Each entry below must be repeated exactly, with pictures left out.

━━━ INPUT

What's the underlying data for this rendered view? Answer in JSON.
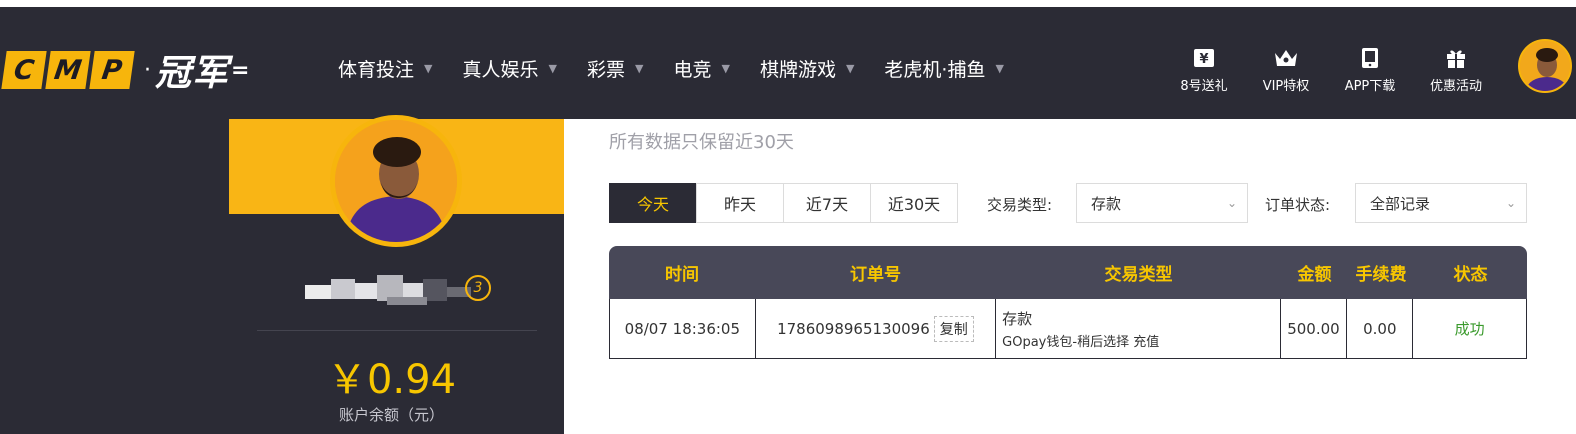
{
  "header": {
    "logo": {
      "letters": [
        "C",
        "M",
        "P"
      ],
      "dot": "·",
      "cn": "冠军",
      "tail": "="
    },
    "nav": [
      {
        "label": "体育投注"
      },
      {
        "label": "真人娱乐"
      },
      {
        "label": "彩票"
      },
      {
        "label": "电竞"
      },
      {
        "label": "棋牌游戏"
      },
      {
        "label": "老虎机·捕鱼"
      }
    ],
    "quick_links": [
      {
        "label": "8号送礼",
        "icon": "yen-gift-icon"
      },
      {
        "label": "VIP特权",
        "icon": "crown-icon"
      },
      {
        "label": "APP下载",
        "icon": "phone-icon"
      },
      {
        "label": "优惠活动",
        "icon": "gift-icon"
      }
    ]
  },
  "profile": {
    "vip_level": "3",
    "balance": "￥0.94",
    "balance_label": "账户余额（元）"
  },
  "notice": "所有数据只保留近30天",
  "date_filters": [
    {
      "label": "今天",
      "active": true
    },
    {
      "label": "昨天",
      "active": false
    },
    {
      "label": "近7天",
      "active": false
    },
    {
      "label": "近30天",
      "active": false
    }
  ],
  "filters": {
    "type_label": "交易类型:",
    "type_value": "存款",
    "status_label": "订单状态:",
    "status_value": "全部记录"
  },
  "table": {
    "headers": [
      "时间",
      "订单号",
      "交易类型",
      "金额",
      "手续费",
      "状态"
    ],
    "rows": [
      {
        "time": "08/07 18:36:05",
        "order_no": "1786098965130096",
        "copy": "复制",
        "type": "存款",
        "type_detail": "GOpay钱包-稍后选择 充值",
        "amount": "500.00",
        "fee": "0.00",
        "status": "成功"
      }
    ]
  },
  "colors": {
    "dark": "#2b2b35",
    "accent": "#f7c600",
    "success": "#3a9a2c"
  }
}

━━━━━━

_THE OUTPUT_
What's the underlying data for this rendered view? Answer in JSON.
{
  "header": {
    "logo": {
      "letters": [
        "C",
        "M",
        "P"
      ],
      "dot": "·",
      "cn": "冠军",
      "tail": "="
    },
    "nav": [
      {
        "label": "体育投注"
      },
      {
        "label": "真人娱乐"
      },
      {
        "label": "彩票"
      },
      {
        "label": "电竞"
      },
      {
        "label": "棋牌游戏"
      },
      {
        "label": "老虎机·捕鱼"
      }
    ],
    "quick_links": [
      {
        "label": "8号送礼",
        "icon": "yen-gift-icon"
      },
      {
        "label": "VIP特权",
        "icon": "crown-icon"
      },
      {
        "label": "APP下载",
        "icon": "phone-icon"
      },
      {
        "label": "优惠活动",
        "icon": "gift-icon"
      }
    ]
  },
  "profile": {
    "vip_level": "3",
    "balance": "￥0.94",
    "balance_label": "账户余额（元）"
  },
  "notice": "所有数据只保留近30天",
  "date_filters": [
    {
      "label": "今天",
      "active": true
    },
    {
      "label": "昨天",
      "active": false
    },
    {
      "label": "近7天",
      "active": false
    },
    {
      "label": "近30天",
      "active": false
    }
  ],
  "filters": {
    "type_label": "交易类型:",
    "type_value": "存款",
    "status_label": "订单状态:",
    "status_value": "全部记录"
  },
  "table": {
    "headers": [
      "时间",
      "订单号",
      "交易类型",
      "金额",
      "手续费",
      "状态"
    ],
    "rows": [
      {
        "time": "08/07 18:36:05",
        "order_no": "1786098965130096",
        "copy": "复制",
        "type": "存款",
        "type_detail": "GOpay钱包-稍后选择 充值",
        "amount": "500.00",
        "fee": "0.00",
        "status": "成功"
      }
    ]
  },
  "colors": {
    "dark": "#2b2b35",
    "accent": "#f7c600",
    "success": "#3a9a2c"
  }
}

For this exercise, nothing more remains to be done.